TO BE DONE:
Copy out lines with the word "Pool" from the material that follows.

GIVEN ENTRIES:

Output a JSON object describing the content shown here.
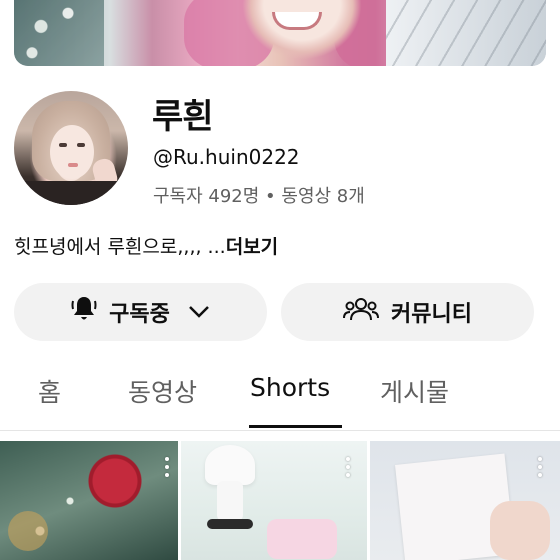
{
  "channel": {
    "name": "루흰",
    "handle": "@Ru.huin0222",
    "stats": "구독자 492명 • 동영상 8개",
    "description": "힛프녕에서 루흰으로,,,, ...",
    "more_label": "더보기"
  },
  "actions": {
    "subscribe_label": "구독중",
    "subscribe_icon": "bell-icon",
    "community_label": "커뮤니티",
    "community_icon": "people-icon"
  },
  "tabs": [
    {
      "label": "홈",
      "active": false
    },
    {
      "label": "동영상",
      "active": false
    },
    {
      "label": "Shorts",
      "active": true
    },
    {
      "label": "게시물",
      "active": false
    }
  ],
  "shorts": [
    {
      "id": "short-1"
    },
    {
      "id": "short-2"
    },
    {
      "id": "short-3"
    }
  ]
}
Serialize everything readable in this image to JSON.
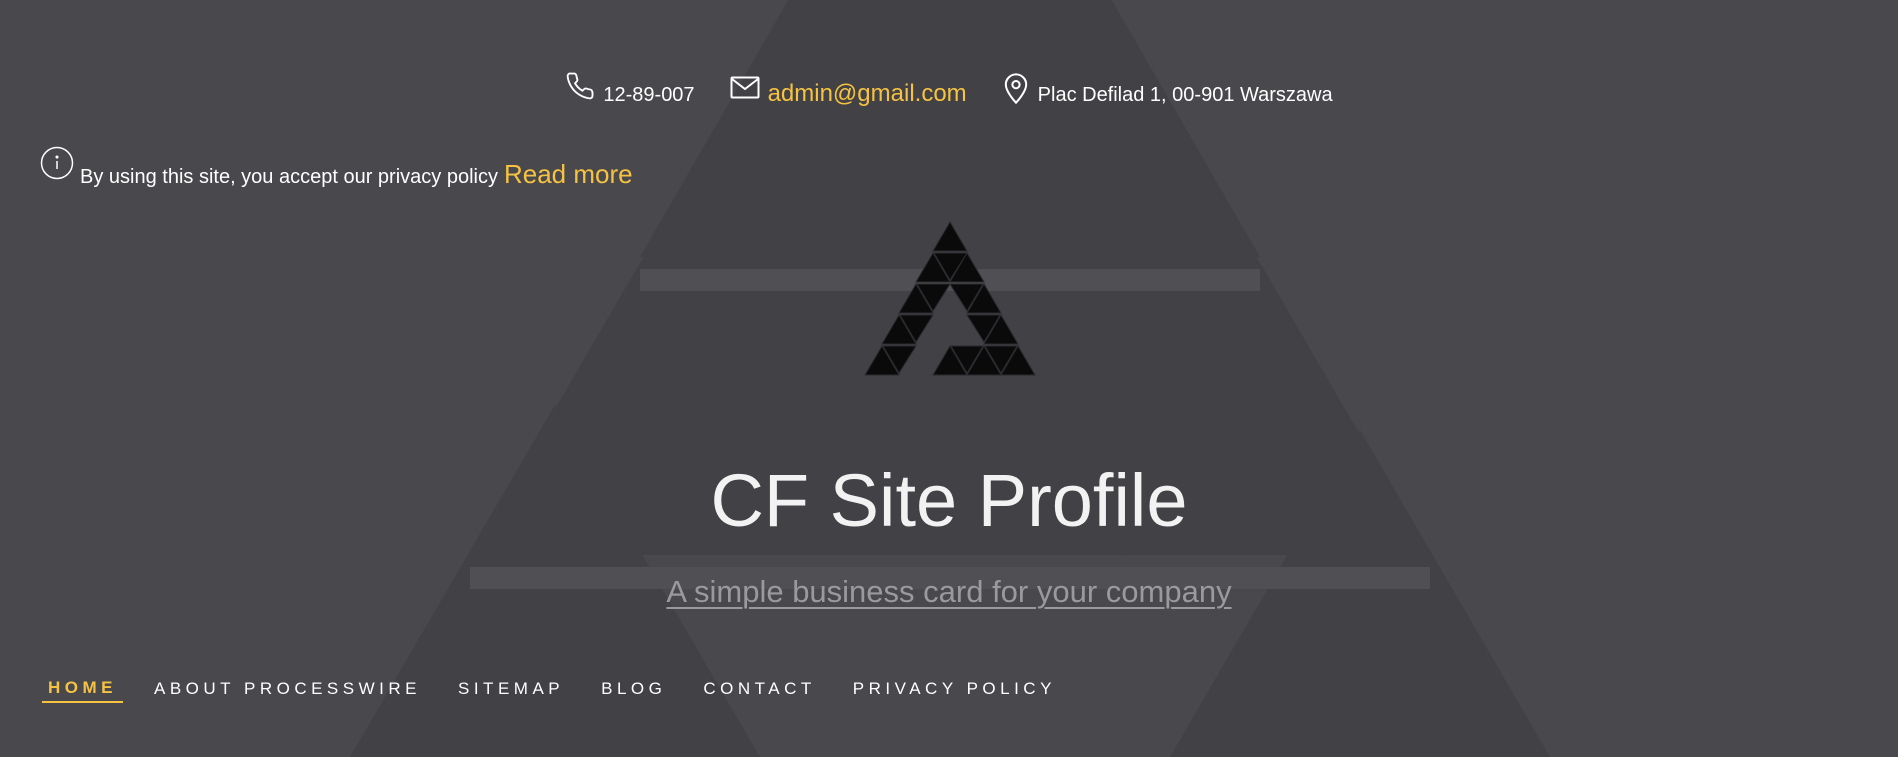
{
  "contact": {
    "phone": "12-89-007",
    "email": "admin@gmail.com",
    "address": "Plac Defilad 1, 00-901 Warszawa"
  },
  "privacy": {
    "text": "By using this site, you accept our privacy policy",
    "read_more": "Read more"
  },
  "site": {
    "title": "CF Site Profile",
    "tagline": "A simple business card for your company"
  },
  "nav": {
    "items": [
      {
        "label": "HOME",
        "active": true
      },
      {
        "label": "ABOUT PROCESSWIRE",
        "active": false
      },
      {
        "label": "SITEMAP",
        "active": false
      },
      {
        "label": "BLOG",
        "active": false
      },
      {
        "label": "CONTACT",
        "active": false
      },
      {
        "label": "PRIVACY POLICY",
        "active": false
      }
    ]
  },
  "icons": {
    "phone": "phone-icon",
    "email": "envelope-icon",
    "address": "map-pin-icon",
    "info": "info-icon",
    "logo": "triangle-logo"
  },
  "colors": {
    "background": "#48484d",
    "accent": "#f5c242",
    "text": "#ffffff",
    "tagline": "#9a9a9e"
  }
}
* * *
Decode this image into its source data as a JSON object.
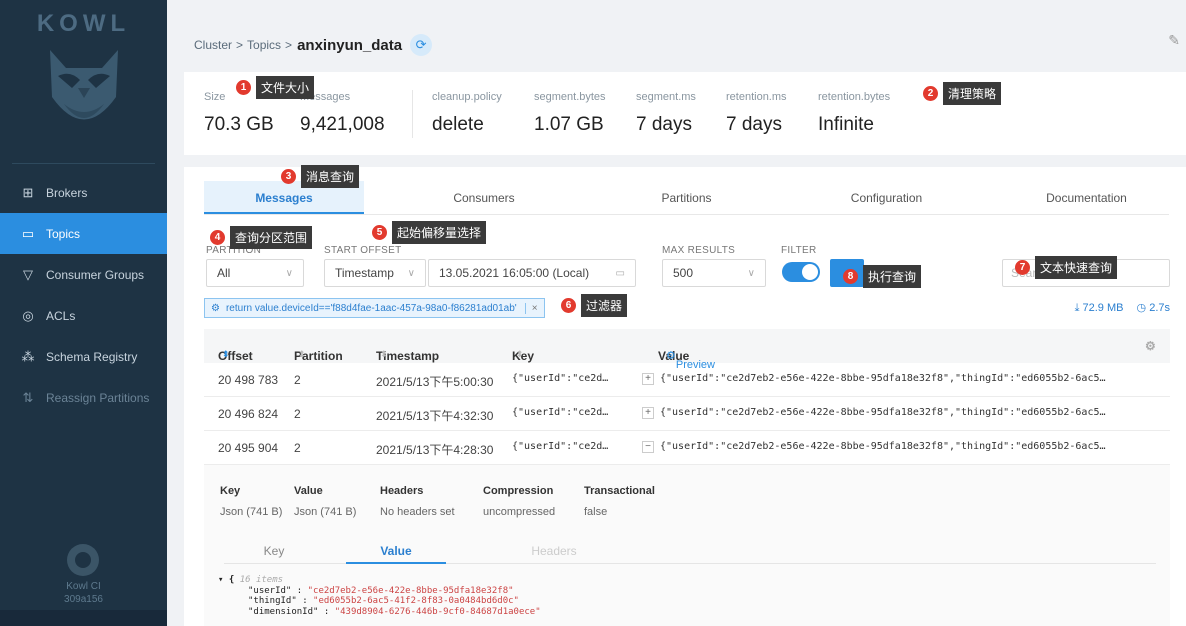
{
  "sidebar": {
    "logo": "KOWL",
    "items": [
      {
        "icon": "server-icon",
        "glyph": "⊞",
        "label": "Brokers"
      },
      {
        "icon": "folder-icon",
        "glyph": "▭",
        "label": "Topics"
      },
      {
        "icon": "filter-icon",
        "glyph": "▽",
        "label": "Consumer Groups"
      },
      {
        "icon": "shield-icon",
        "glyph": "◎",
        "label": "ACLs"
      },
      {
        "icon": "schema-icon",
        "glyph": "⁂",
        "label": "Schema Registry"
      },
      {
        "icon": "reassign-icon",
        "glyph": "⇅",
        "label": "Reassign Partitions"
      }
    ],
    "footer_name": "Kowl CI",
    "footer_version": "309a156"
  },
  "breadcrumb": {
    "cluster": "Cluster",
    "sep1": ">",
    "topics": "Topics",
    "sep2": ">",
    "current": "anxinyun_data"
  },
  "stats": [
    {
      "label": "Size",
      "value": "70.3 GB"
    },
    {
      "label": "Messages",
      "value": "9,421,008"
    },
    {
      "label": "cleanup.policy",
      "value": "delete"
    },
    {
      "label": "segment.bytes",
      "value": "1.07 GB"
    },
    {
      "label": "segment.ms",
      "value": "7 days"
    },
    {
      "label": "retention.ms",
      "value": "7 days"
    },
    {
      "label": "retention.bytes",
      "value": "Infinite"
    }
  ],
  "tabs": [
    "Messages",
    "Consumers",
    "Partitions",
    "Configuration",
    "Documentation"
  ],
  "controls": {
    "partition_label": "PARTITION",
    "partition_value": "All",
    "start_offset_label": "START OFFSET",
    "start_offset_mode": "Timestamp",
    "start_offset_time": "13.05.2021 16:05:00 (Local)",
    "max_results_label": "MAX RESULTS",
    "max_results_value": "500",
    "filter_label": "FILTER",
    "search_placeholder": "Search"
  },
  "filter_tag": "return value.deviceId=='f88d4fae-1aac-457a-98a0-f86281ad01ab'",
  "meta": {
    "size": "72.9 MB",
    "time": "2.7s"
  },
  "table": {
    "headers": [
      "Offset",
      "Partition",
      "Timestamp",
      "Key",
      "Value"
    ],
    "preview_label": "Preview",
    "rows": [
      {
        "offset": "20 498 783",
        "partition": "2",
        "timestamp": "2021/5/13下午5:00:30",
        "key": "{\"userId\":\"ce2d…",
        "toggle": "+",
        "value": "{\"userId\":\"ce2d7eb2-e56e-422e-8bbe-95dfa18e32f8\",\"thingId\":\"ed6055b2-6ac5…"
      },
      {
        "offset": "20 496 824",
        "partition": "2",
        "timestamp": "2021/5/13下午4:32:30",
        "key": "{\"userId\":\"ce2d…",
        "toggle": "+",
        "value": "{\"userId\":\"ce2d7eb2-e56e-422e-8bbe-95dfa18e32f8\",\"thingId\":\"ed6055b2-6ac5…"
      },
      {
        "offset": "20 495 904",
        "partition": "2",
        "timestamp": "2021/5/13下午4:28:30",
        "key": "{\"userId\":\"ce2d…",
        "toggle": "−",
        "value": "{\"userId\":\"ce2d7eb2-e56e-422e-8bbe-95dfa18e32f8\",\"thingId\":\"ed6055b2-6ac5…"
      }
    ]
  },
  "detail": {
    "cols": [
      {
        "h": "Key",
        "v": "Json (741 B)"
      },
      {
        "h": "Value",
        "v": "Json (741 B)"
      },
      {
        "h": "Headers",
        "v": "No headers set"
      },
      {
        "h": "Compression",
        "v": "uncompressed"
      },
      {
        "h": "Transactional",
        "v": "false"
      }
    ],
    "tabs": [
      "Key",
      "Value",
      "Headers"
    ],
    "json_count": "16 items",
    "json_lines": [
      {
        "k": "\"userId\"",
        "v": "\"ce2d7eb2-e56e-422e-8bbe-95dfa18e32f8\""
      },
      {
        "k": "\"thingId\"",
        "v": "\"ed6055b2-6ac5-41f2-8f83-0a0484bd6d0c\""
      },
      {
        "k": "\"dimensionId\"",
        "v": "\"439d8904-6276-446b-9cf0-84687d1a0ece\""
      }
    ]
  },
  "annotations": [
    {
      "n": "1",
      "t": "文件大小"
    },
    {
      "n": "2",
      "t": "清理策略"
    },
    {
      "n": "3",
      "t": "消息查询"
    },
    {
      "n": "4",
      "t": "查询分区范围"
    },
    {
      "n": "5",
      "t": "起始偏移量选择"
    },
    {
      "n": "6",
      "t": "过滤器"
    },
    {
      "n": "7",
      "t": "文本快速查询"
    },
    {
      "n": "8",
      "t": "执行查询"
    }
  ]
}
--
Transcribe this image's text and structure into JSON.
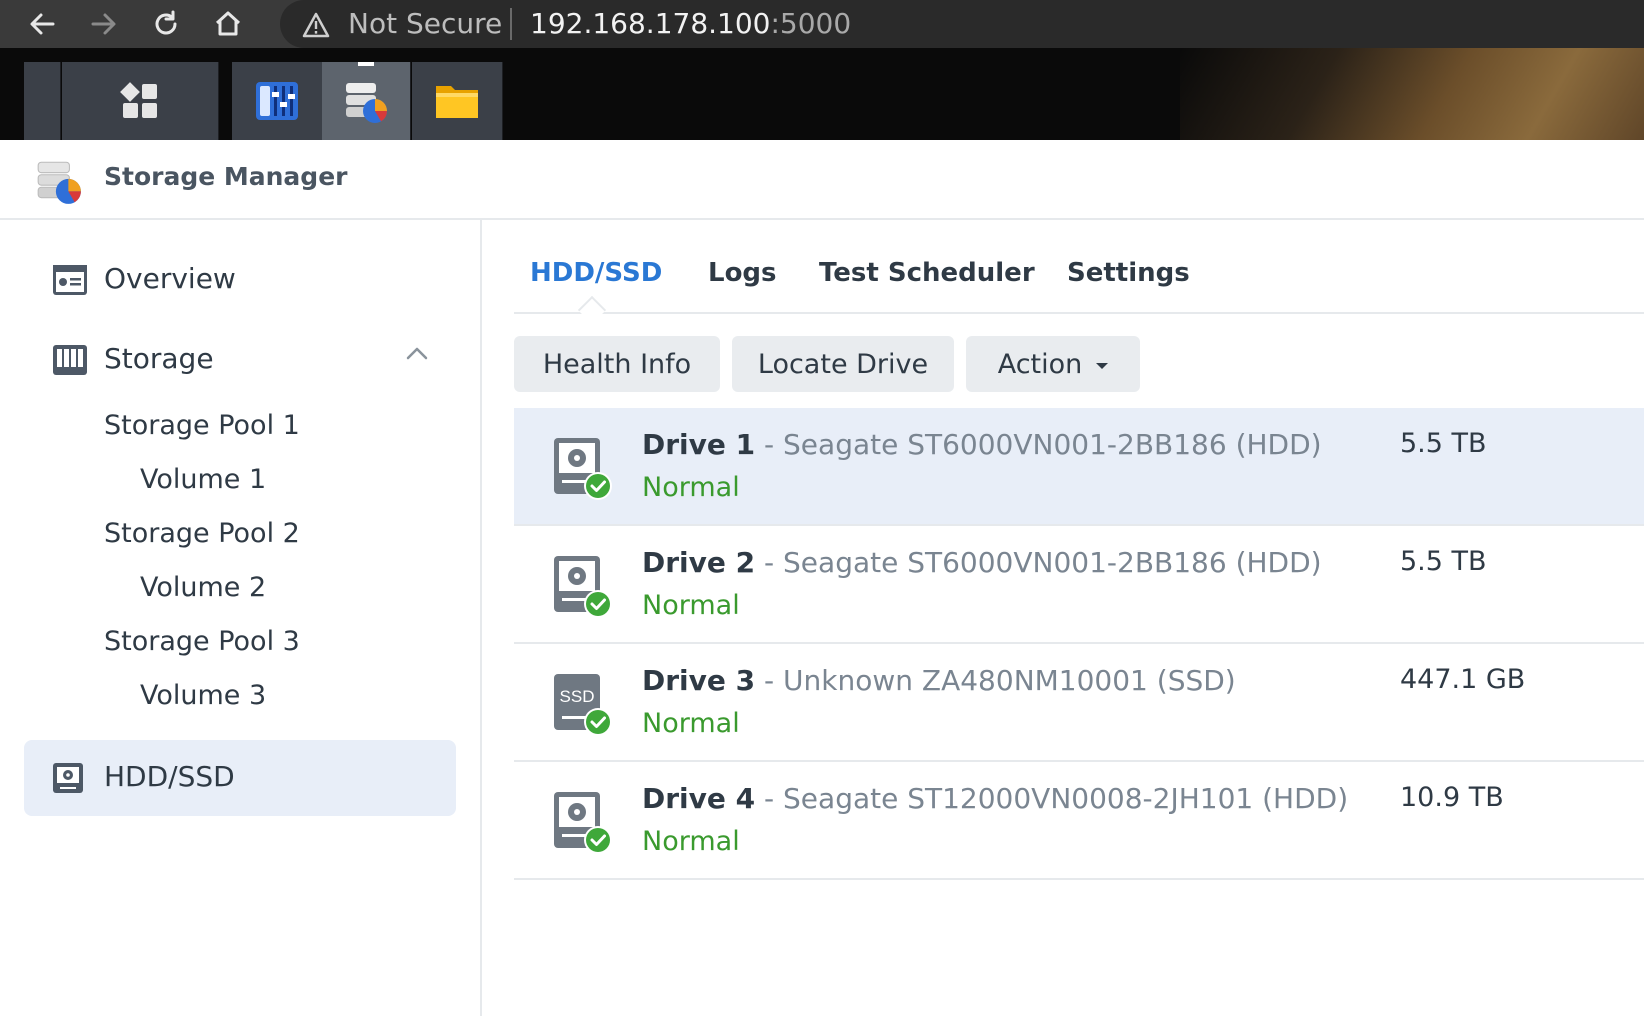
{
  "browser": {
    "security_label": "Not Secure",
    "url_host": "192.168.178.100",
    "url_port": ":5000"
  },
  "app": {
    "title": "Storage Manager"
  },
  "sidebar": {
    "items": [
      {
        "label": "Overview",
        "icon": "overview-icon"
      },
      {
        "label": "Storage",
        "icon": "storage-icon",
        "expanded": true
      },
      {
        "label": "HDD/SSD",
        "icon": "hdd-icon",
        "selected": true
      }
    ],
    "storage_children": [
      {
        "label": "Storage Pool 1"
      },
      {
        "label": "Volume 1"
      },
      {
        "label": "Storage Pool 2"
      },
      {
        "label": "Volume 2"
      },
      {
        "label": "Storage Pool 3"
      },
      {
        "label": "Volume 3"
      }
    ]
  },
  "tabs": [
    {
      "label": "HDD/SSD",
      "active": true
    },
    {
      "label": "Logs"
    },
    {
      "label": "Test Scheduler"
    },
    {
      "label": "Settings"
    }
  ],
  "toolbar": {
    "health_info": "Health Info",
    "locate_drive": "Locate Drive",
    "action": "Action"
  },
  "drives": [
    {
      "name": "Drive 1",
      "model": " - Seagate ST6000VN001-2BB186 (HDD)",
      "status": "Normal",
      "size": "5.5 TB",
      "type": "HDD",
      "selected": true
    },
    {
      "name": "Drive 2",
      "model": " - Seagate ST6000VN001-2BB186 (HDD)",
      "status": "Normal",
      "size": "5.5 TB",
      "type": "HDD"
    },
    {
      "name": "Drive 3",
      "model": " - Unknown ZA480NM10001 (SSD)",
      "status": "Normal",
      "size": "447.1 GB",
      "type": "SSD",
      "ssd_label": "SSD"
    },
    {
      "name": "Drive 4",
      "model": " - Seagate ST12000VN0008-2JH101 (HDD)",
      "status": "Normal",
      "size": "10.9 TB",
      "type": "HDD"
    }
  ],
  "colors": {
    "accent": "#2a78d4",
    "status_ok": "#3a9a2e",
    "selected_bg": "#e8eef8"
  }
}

RESPONSE TO THIS EXERCISE:
        "label": "Storage Pool 1"
        "label": "Storage Pool 2"
        "label": "Storage Pool 3"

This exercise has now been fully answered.